- OBJECTIVE:
Extract all lines that hold the string "작성일자".

[Stored entries]
◇ ◇ ◇ ◇

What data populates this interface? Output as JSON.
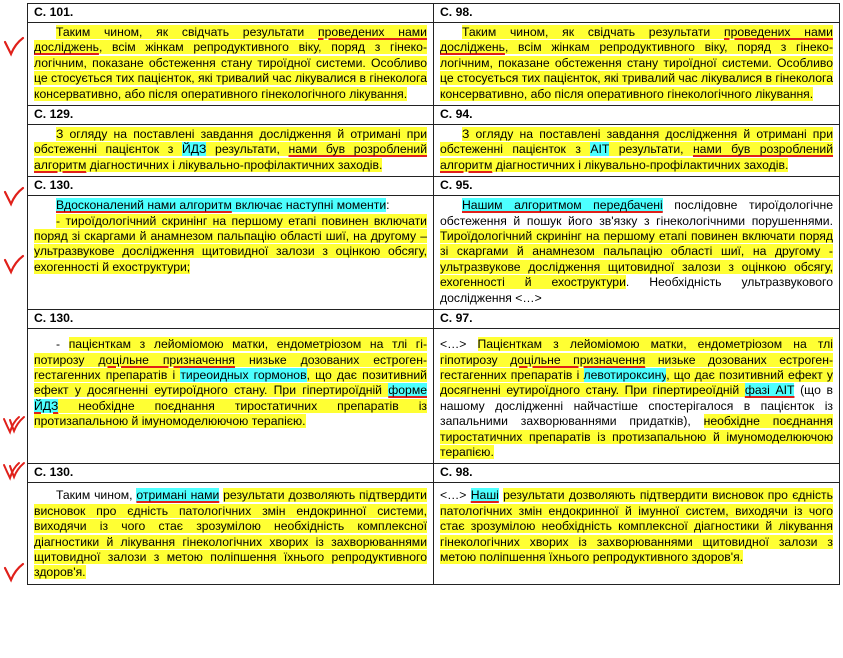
{
  "colors": {
    "highlight_yellow": "#ffff33",
    "highlight_cyan": "#4dffff",
    "pen_red": "#e0201a",
    "border": "#222222"
  },
  "margin_marks": [
    "check-mark-icon",
    "check-mark-icon",
    "check-mark-icon",
    "check-mark-icon",
    "check-mark-icon",
    "check-mark-icon"
  ],
  "rows": [
    {
      "left_page": "С. 101.",
      "right_page": "С. 98.",
      "left": {
        "a": "Таким чином, як свідчать результати ",
        "b": "проведених нами досліджень",
        "c": ", всім жінкам репродуктивного віку, поряд з гінеко­логічним, показане обстеження стану тироїдної системи. Особливо це стосується тих пацієнток, які тривалий час ліку­валися в гінеколога консервативно, або після оперативного гінекологічного лікування."
      },
      "right": {
        "a": "Таким чином, як свідчать результати ",
        "b": "проведених нами досліджень",
        "c": ", всім жінкам репродуктивного віку, поряд з гінеко­логічним, показане обстеження стану тироїдної системи. Особливо це стосується тих пацієнток, які тривалий час ліку­валися в гінеколога консервативно, або після оперативного гінекологічного лікування."
      }
    },
    {
      "left_page": "С. 129.",
      "right_page": "С. 94.",
      "left": {
        "a": "З огляду на поставлені завдання дослідження й отримані при обстеженні пацієнток з ",
        "b": "ЙДЗ",
        "c": " результати, ",
        "d": "нами був роз­роблений алгоритм",
        "e": " діагностичних і лікувально-профілактич­них заходів."
      },
      "right": {
        "a": "З огляду на поставлені завдання дослідження й отримані при обстеженні пацієнток з ",
        "b": "АІТ",
        "c": " результати, ",
        "d": "нами був розроб­лений алгоритм",
        "e": " діагностичних і лікувально-профілактичних заходів."
      }
    },
    {
      "left_page": "С. 130.",
      "right_page": "С. 95.",
      "left": {
        "a": "Вдосконалений нами алгоритм",
        "b": " включає наступні моменти",
        "c": ":",
        "d": "- тироїдологічний скринінг на першому етапі повинен включати поряд зі скаргами й анамнезом пальпацію області шиї, на другому – ультразвукове дослідження щитовидної залози з оцінкою обсягу, ехогенності й ехоструктури;"
      },
      "right": {
        "a": "Нашим алгоритмом передбачені",
        "b": " послідовне тироїдологіч­не обстеження й пошук його зв'язку з гінекологічними пору­шеннями. ",
        "c": "Тироїдологічний скринінг на першому етапі пови­нен включати поряд зі скаргами й анамнезом пальпацію об­ласті шиї, на другому - ультразвукове дослідження щитовид­ної залози з оцінкою обсягу, ехогенності й ехоструктури",
        "d": ". Не­обхідність ультразвукового дослідження <…>"
      }
    },
    {
      "left_page": "С. 130.",
      "right_page": "С. 97.",
      "left": {
        "a": "- ",
        "b": "пацієнткам з лейоміомою матки, ендометріозом на тлі гі­потирозу ",
        "c": "доцільне призначення",
        "d": " низьке дозованих естроген­гестагенних препаратів і ",
        "e": "тиреоидных гормонов",
        "f": ", що дає пози­тивний ефект у досягненні еутироїдного стану. При гіпертиро­їдній ",
        "g": "форме ЙДЗ",
        "h": " необхідне поєднання тиростатичних препара­тів із протизапальною й імуномоделюючою терапією."
      },
      "right": {
        "a": "<…> ",
        "b": "Пацієнткам з лейоміомою матки, ендометріозом на тлі гіпотирозу ",
        "c": "доцільне призначення",
        "d": " низьке дозованих естроген­гестагенних препаратів і ",
        "e": "левотироксину",
        "f": ", що дає позитивний ефект у досягненні еутироїдного стану. При гіпертиреоїдній ",
        "g": "фазі АІТ",
        "h": " (що в нашому дослідженні найчастіше спостерігало­ся в пацієнток із запальними захворюваннями придатків), ",
        "i": "необхідне поєднання тиростатичних препаратів із протиза­пальною й імуномоделюючою терапією."
      }
    },
    {
      "left_page": "С. 130.",
      "right_page": "С. 98.",
      "left": {
        "a": "Таким чином, ",
        "b": "отримані нами",
        "c": " ",
        "d": "результати дозволяють під­твердити висновок про єдність патологічних змін ендокринної системи, виходячи із чого стає зрозумілою необхідність ком­плексної діагностики й лікування гінекологічних хворих із захворюваннями щитовидної залози з метою поліпшення їхнього репродуктивного здоров'я."
      },
      "right": {
        "a": "<…> ",
        "b": "Наші",
        "c": " ",
        "d": "результати дозволяють підтвердити висновок про єдність патологічних змін ендокринної й імунної систем, ви­ходячи із чого стає зрозумілою необхідність комплексної діагностики й лікування гінекологічних хворих із захворюван­нями щитовидної залози з метою поліпшення їхнього репро­дуктивного здоров'я."
      }
    }
  ]
}
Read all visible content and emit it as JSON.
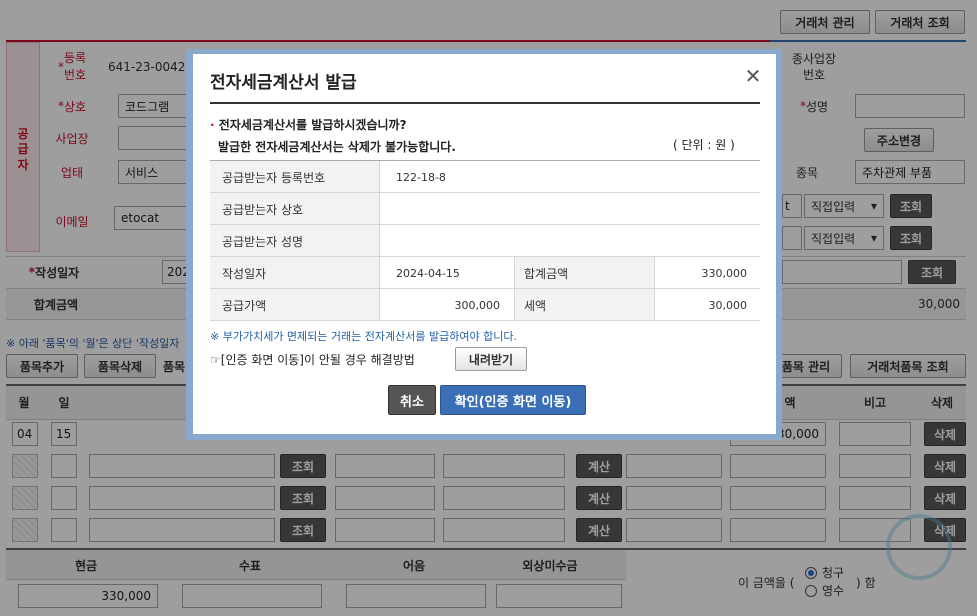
{
  "top_buttons": {
    "partner_manage": "거래처 관리",
    "partner_lookup": "거래처 조회"
  },
  "supplier": {
    "section_label": "공급자",
    "reg_no_label": "등록\n번호",
    "reg_no_value": "641-23-0042",
    "company_label": "상호",
    "company_value": "코드그램",
    "address_label": "사업장",
    "biz_type_label": "업태",
    "biz_type_value": "서비스",
    "email_label": "이메일",
    "email_value": "etocat"
  },
  "buyer": {
    "sub_biz_label": "종사업장\n번호",
    "name_label": "성명",
    "address_change_btn": "주소변경",
    "item_label": "종목",
    "item_value": "주차관제 부품",
    "direct_input_1": "직접입력",
    "direct_input_2": "직접입력",
    "lookup_btn": "조회",
    "email_partial": "t"
  },
  "write_date_label": "작성일자",
  "write_date_partial": "202",
  "total_label": "합계금액",
  "total_value_right": "30,000",
  "notice_left": "※ 아래 '품목'의 '월'은 상단 '작성일자",
  "item_buttons": {
    "add": "품목추가",
    "delete": "품목삭제",
    "item_partial": "품목",
    "item_manage": "품목 관리",
    "partner_item_lookup": "거래처품목 조회"
  },
  "items_header": {
    "month": "월",
    "day": "일",
    "amount_partial": "액",
    "note": "비고",
    "delete": "삭제"
  },
  "items_rows": [
    {
      "month": "04",
      "day": "15",
      "amount": "30,000",
      "lookup": "조회",
      "calc": "계산",
      "delete": "삭제"
    },
    {
      "month": "",
      "day": "",
      "amount": "",
      "lookup": "조회",
      "calc": "계산",
      "delete": "삭제"
    },
    {
      "month": "",
      "day": "",
      "amount": "",
      "lookup": "조회",
      "calc": "계산",
      "delete": "삭제"
    },
    {
      "month": "",
      "day": "",
      "amount": "",
      "lookup": "조회",
      "calc": "계산",
      "delete": "삭제"
    }
  ],
  "payment": {
    "cash_label": "현금",
    "check_label": "수표",
    "note_label": "어음",
    "credit_label": "외상미수금",
    "cash_value": "330,000",
    "claim_prefix": "이 금액을 (",
    "claim_suffix": ") 함",
    "opt_claim": "청구",
    "opt_receipt": "영수"
  },
  "modal": {
    "title": "전자세금계산서 발급",
    "question": "전자세금계산서를 발급하시겠습니까?",
    "warning": "발급한 전자세금계산서는 삭제가 불가능합니다.",
    "unit": "( 단위 : 원 )",
    "buyer_reg_label": "공급받는자 등록번호",
    "buyer_reg_value": "122-18-8",
    "buyer_company_label": "공급받는자 상호",
    "buyer_name_label": "공급받는자 성명",
    "date_label": "작성일자",
    "date_value": "2024-04-15",
    "total_label": "합계금액",
    "total_value": "330,000",
    "supply_label": "공급가액",
    "supply_value": "300,000",
    "tax_label": "세액",
    "tax_value": "30,000",
    "vat_notice": "※ 부가가치세가 면제되는 거래는 전자계산서를 발급하여야 합니다.",
    "cert_notice": "☞[인증 화면 이동]이 안될 경우 해결방법",
    "download_btn": "내려받기",
    "cancel_btn": "취소",
    "confirm_btn": "확인(인증 화면 이동)"
  },
  "colors": {
    "accent_blue": "#3a6fb5",
    "required_red": "#c8102e",
    "modal_frame": "#8aa8cc"
  }
}
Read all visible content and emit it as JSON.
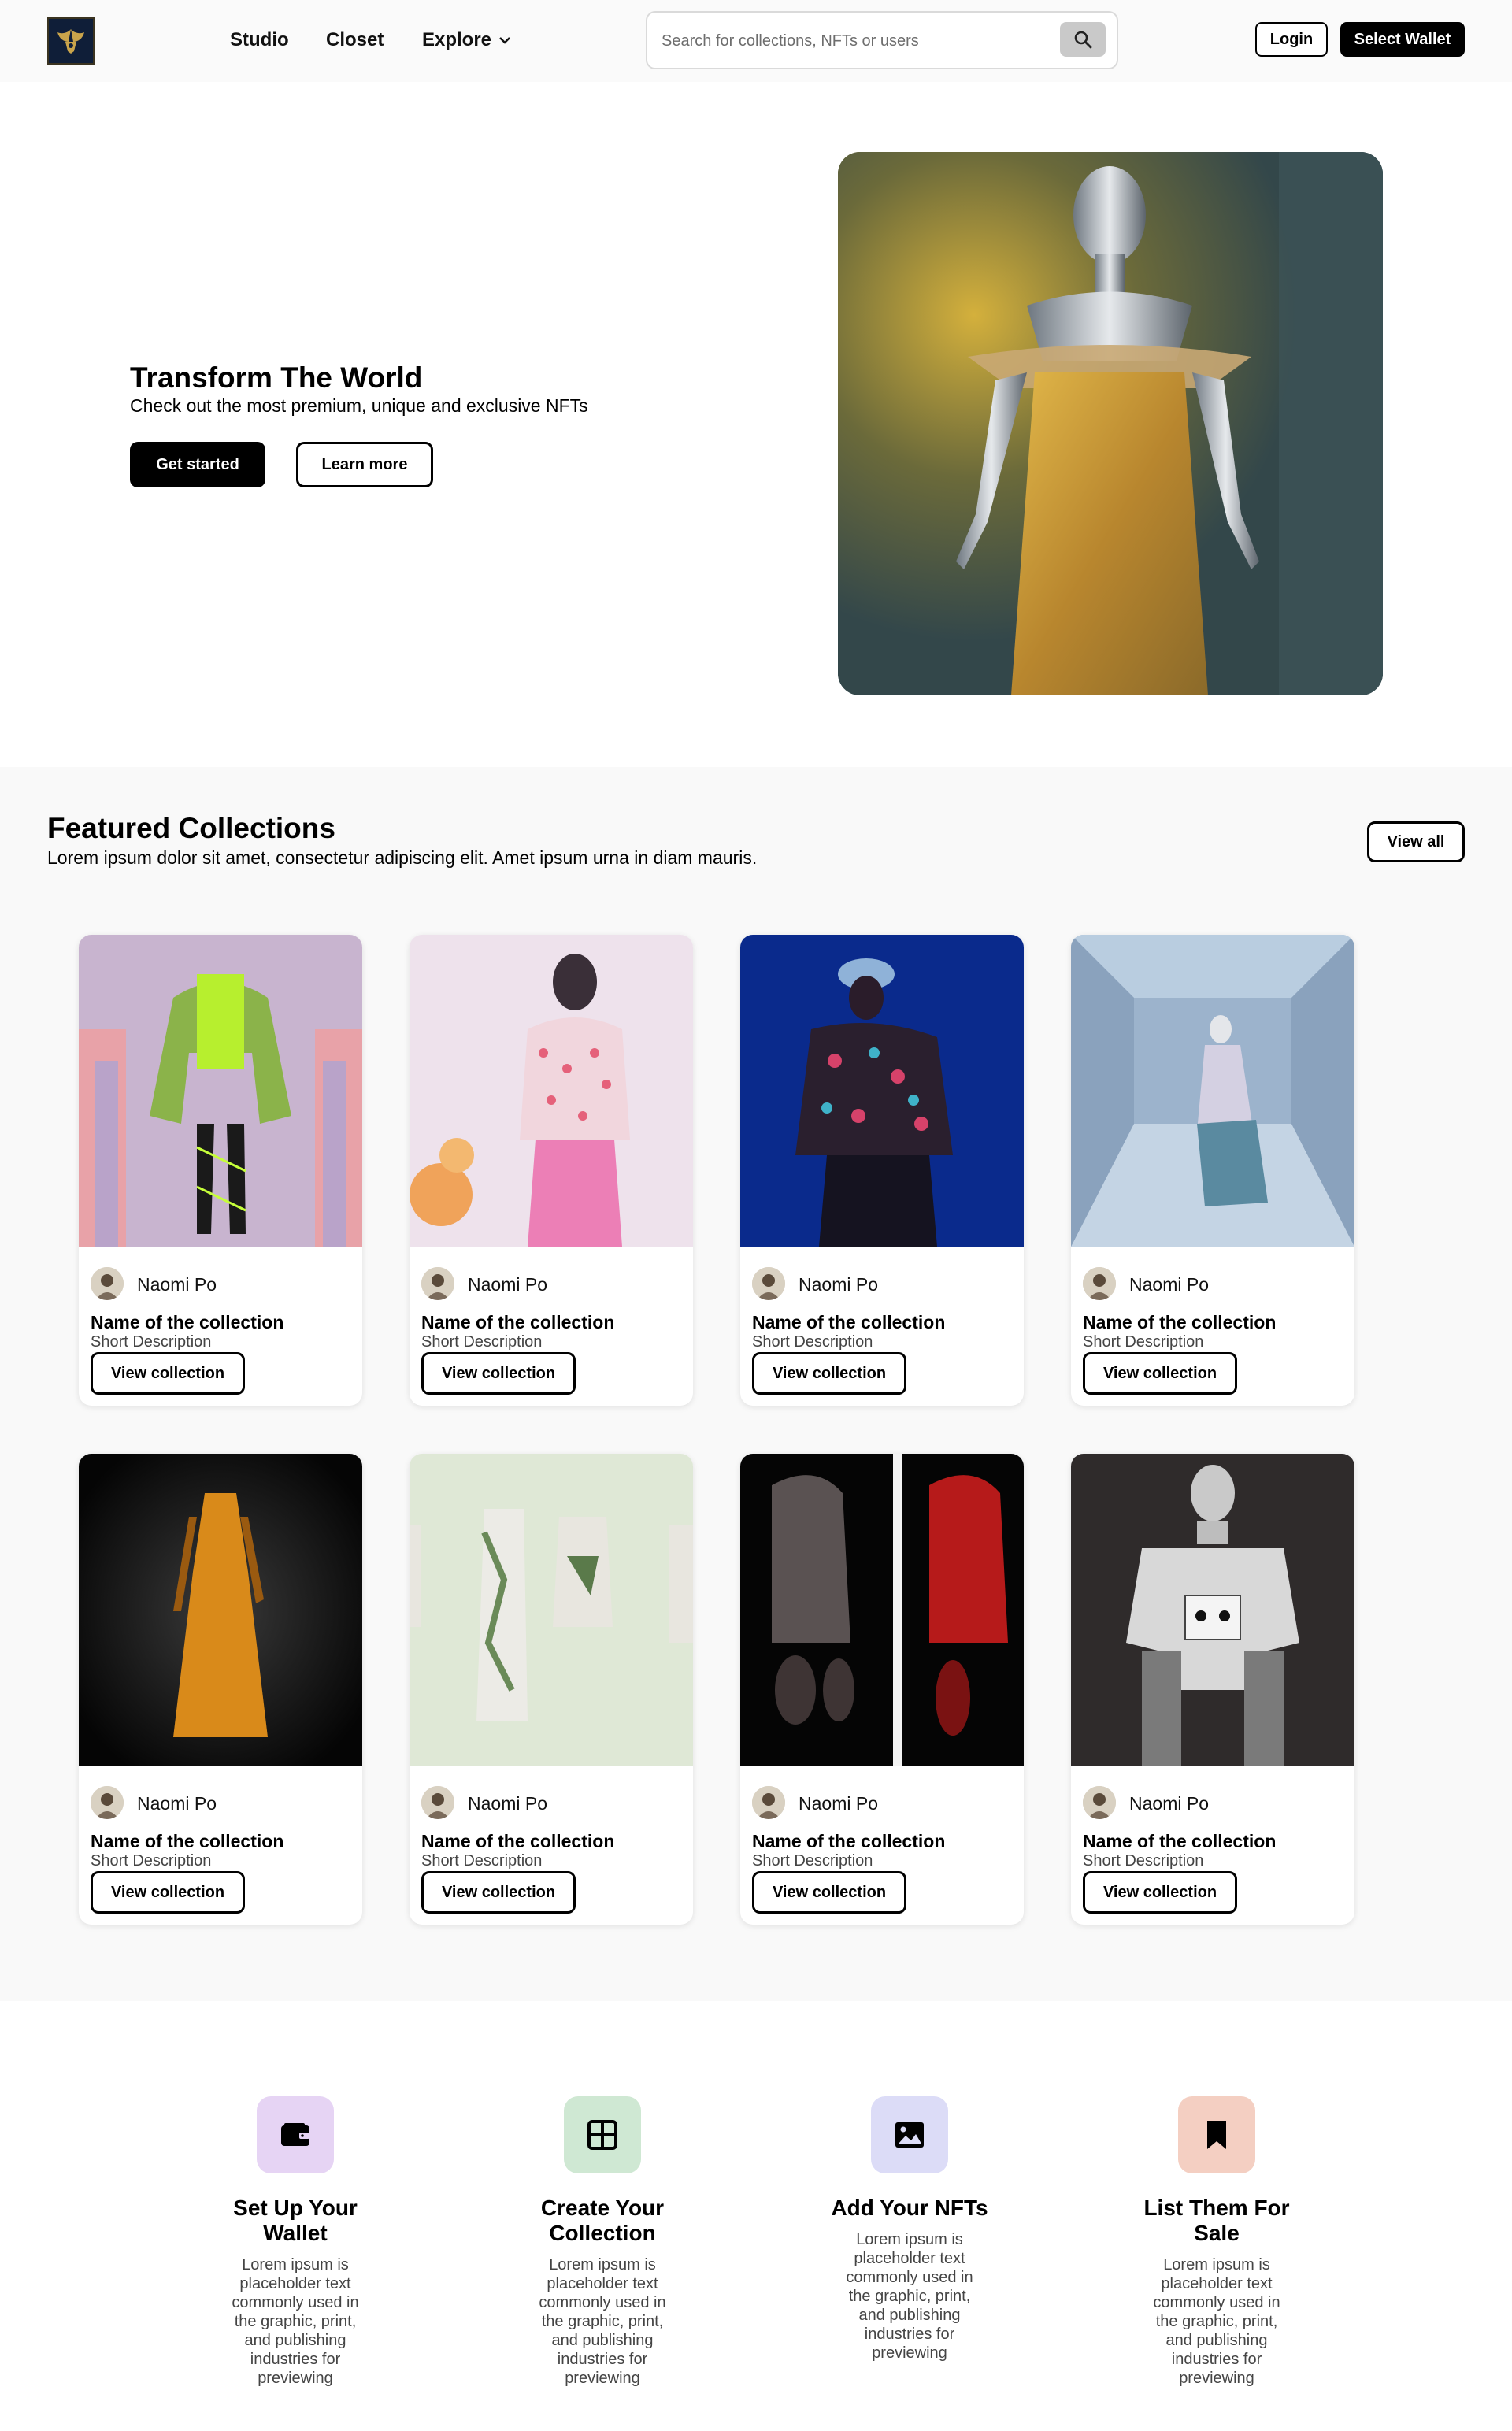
{
  "nav": {
    "logo_icon": "winged-crest-logo",
    "links": [
      "Studio",
      "Closet",
      "Explore"
    ],
    "explore_icon": "chevron-down-icon",
    "search_placeholder": "Search for collections, NFTs or users",
    "search_icon": "search-icon",
    "login_label": "Login",
    "wallet_label": "Select Wallet"
  },
  "hero": {
    "title": "Transform The World",
    "subtitle": "Check out the most premium, unique and exclusive NFTs",
    "primary_label": "Get started",
    "secondary_label": "Learn more"
  },
  "featured": {
    "title": "Featured Collections",
    "subtitle": "Lorem ipsum dolor sit amet, consectetur adipiscing elit. Amet ipsum urna in diam mauris.",
    "view_all_label": "View all",
    "cards": [
      {
        "creator": "Naomi Po",
        "name": "Name of the collection",
        "desc": "Short Description",
        "button": "View collection"
      },
      {
        "creator": "Naomi Po",
        "name": "Name of the collection",
        "desc": "Short Description",
        "button": "View collection"
      },
      {
        "creator": "Naomi Po",
        "name": "Name of the collection",
        "desc": "Short Description",
        "button": "View collection"
      },
      {
        "creator": "Naomi Po",
        "name": "Name of the collection",
        "desc": "Short Description",
        "button": "View collection"
      },
      {
        "creator": "Naomi Po",
        "name": "Name of the collection",
        "desc": "Short Description",
        "button": "View collection"
      },
      {
        "creator": "Naomi Po",
        "name": "Name of the collection",
        "desc": "Short Description",
        "button": "View collection"
      },
      {
        "creator": "Naomi Po",
        "name": "Name of the collection",
        "desc": "Short Description",
        "button": "View collection"
      },
      {
        "creator": "Naomi Po",
        "name": "Name of the collection",
        "desc": "Short Description",
        "button": "View collection"
      }
    ]
  },
  "steps": [
    {
      "icon": "wallet-icon",
      "color": "#e6d4f4",
      "title": "Set Up Your Wallet",
      "text": "Lorem ipsum is placeholder text commonly used in the graphic, print, and publishing industries for previewing"
    },
    {
      "icon": "grid-icon",
      "color": "#cfe8d3",
      "title": "Create Your Collection",
      "text": "Lorem ipsum is placeholder text commonly used in the graphic, print, and publishing industries for previewing"
    },
    {
      "icon": "image-icon",
      "color": "#dcdcf7",
      "title": "Add Your NFTs",
      "text": "Lorem ipsum is placeholder text commonly used in the graphic, print, and publishing industries for previewing"
    },
    {
      "icon": "bookmark-icon",
      "color": "#f4cfc2",
      "title": "List Them For Sale",
      "text": "Lorem ipsum is placeholder text commonly used in the graphic, print, and publishing industries for previewing"
    }
  ]
}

◇ ◇ ◇ ◇

- EXERCISE SOLUTION:
  "write_date_label": "작성일자",
  "notice_left": "※ 아래 '품목'의 '월'은 상단 '작성일자",
    "date_label": "작성일자",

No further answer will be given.